JOB — From the entries below, extract every line that includes the word "ledig".

EXCERPTED RECORDS —
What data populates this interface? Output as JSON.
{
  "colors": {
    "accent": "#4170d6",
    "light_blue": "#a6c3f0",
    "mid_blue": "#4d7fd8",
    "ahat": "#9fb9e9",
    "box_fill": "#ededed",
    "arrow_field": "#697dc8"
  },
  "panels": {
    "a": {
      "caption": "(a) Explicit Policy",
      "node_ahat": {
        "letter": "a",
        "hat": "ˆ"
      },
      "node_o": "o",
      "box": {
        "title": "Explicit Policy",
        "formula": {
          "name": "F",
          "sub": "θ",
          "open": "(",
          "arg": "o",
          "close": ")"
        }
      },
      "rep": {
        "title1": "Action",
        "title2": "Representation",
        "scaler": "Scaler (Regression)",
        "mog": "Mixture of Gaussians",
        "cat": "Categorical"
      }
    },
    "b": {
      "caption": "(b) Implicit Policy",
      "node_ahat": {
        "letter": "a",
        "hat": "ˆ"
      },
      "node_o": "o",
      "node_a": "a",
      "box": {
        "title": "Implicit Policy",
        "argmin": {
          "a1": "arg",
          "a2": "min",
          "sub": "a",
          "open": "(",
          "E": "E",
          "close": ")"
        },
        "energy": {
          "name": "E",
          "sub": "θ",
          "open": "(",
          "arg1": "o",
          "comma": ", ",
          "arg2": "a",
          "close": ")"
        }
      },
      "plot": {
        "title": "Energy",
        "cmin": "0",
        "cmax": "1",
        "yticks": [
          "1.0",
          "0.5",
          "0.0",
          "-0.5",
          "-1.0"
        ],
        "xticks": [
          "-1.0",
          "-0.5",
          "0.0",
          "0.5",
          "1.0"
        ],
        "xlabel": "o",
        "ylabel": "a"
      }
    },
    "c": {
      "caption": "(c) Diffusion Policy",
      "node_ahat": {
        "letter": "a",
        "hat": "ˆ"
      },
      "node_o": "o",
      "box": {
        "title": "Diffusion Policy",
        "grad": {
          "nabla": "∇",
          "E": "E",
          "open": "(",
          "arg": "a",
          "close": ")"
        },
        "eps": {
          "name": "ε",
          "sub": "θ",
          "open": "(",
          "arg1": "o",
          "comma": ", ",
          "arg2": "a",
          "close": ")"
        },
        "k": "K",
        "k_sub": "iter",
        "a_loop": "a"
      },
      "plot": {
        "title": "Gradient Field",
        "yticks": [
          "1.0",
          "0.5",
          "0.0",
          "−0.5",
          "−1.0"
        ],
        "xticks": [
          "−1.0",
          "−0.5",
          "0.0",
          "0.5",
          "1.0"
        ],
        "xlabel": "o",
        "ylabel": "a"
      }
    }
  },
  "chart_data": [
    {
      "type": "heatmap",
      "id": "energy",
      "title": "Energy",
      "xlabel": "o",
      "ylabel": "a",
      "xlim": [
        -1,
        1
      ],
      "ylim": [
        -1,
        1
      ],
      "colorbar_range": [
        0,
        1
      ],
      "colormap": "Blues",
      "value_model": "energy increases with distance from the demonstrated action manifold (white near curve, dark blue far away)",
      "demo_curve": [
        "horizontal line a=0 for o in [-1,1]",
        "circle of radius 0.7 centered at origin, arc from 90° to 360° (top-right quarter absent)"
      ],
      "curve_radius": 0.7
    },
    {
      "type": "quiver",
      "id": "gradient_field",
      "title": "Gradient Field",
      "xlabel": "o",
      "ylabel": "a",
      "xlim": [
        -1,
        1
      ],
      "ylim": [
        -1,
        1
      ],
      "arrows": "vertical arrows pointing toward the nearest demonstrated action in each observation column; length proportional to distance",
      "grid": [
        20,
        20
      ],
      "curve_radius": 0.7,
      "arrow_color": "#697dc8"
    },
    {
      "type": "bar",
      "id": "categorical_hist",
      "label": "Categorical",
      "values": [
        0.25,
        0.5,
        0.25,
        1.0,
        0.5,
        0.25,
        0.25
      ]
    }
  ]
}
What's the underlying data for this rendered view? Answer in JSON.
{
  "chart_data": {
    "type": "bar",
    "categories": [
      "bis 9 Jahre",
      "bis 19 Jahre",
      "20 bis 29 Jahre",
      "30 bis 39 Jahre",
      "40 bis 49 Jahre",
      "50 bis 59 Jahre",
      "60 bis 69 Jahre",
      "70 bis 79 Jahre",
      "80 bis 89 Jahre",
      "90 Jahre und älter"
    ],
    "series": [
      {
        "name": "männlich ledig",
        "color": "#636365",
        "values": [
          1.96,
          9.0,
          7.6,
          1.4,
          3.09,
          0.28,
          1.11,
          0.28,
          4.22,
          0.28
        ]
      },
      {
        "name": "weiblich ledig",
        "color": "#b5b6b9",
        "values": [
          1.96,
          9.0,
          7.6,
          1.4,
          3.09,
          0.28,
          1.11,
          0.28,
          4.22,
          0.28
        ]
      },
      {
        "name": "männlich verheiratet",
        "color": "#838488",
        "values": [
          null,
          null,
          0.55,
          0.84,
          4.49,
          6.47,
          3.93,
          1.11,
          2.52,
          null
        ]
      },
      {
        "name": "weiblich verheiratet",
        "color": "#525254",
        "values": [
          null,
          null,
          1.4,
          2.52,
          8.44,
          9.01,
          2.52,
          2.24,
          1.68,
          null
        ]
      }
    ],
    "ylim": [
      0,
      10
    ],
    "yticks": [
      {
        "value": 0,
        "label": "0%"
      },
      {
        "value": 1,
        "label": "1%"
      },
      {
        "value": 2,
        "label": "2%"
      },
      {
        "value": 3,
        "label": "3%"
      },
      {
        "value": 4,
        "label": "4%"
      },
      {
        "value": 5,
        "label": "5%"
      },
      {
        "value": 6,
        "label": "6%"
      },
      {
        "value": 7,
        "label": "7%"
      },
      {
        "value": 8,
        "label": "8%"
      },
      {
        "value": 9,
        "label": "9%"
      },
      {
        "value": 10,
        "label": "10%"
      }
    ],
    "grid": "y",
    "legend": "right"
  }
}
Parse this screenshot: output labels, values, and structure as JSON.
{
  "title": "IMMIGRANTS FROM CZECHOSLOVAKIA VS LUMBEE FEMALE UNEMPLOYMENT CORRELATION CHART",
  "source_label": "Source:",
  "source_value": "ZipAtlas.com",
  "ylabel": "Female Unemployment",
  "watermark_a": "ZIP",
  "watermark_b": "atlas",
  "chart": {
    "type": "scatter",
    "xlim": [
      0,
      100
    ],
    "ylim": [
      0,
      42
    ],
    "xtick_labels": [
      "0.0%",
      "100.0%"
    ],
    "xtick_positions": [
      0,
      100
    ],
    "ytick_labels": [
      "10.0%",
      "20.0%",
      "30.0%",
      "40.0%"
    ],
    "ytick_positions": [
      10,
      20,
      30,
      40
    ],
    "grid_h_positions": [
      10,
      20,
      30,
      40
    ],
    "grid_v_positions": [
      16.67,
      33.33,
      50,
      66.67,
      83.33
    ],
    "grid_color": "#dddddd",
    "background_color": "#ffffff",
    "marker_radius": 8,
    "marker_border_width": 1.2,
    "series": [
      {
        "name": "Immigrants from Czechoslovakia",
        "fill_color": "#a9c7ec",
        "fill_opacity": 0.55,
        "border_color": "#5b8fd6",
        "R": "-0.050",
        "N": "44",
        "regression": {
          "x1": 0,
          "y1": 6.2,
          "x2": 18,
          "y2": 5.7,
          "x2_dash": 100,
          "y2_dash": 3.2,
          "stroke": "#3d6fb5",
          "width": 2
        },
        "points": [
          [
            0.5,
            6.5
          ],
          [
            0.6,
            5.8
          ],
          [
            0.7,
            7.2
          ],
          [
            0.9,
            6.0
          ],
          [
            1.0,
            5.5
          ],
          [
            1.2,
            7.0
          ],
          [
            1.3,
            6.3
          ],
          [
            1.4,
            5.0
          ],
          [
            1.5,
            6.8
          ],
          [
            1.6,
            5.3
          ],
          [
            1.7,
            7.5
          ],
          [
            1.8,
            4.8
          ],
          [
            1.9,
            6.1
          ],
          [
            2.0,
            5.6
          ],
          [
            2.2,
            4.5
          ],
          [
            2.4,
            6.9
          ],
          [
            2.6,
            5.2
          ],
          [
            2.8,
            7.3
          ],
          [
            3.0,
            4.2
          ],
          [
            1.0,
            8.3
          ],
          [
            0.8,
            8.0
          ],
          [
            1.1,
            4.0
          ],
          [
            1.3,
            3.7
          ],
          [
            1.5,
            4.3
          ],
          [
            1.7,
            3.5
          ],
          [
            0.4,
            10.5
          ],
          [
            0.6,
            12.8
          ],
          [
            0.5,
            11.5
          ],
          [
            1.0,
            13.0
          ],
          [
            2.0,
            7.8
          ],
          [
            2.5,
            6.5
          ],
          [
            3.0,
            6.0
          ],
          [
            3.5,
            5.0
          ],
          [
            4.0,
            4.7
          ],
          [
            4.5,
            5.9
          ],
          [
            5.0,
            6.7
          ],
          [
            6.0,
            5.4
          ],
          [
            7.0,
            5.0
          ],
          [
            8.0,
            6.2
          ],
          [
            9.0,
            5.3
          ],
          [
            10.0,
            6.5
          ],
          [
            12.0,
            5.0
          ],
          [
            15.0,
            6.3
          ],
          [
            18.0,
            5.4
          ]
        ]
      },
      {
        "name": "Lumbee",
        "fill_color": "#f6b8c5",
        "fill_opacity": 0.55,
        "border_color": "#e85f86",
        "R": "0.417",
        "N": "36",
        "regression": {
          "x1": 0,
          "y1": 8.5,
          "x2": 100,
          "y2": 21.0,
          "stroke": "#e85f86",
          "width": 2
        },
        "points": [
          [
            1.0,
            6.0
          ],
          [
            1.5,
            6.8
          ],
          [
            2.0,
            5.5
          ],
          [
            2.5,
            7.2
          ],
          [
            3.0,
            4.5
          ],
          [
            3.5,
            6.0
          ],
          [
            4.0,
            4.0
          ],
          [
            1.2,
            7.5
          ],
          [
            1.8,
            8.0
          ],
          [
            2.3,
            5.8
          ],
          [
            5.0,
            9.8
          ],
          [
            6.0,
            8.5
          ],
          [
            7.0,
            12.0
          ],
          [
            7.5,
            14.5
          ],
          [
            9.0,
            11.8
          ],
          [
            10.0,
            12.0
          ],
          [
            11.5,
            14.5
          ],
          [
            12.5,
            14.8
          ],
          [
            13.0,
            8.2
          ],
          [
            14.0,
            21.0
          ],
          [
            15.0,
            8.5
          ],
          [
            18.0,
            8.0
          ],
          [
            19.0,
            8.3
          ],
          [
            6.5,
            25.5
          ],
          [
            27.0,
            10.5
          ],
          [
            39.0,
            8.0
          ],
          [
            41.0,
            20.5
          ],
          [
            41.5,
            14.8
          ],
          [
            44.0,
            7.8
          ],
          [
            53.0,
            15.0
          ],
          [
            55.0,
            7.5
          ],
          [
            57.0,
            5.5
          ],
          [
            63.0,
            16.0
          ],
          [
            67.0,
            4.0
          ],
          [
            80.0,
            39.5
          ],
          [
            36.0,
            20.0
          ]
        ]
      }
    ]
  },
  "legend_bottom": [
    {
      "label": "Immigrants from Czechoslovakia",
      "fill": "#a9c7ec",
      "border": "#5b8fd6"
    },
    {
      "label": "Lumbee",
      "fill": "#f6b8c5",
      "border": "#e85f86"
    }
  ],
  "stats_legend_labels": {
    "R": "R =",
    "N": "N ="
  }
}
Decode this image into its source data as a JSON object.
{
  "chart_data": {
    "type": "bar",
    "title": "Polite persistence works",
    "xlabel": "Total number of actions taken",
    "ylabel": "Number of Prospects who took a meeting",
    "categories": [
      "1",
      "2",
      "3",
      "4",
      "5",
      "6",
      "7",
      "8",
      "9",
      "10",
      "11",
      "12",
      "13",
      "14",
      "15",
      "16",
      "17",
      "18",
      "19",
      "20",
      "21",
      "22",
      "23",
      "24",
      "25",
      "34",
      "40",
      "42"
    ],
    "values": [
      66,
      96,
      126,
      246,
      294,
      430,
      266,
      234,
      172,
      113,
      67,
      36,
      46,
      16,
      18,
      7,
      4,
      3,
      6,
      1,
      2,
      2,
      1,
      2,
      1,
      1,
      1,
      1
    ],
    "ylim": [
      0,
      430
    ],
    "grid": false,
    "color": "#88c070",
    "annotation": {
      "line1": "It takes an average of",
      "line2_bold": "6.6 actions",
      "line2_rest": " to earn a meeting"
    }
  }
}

FINAL RESULT —
        "name": "männlich ledig",
        "name": "weiblich ledig",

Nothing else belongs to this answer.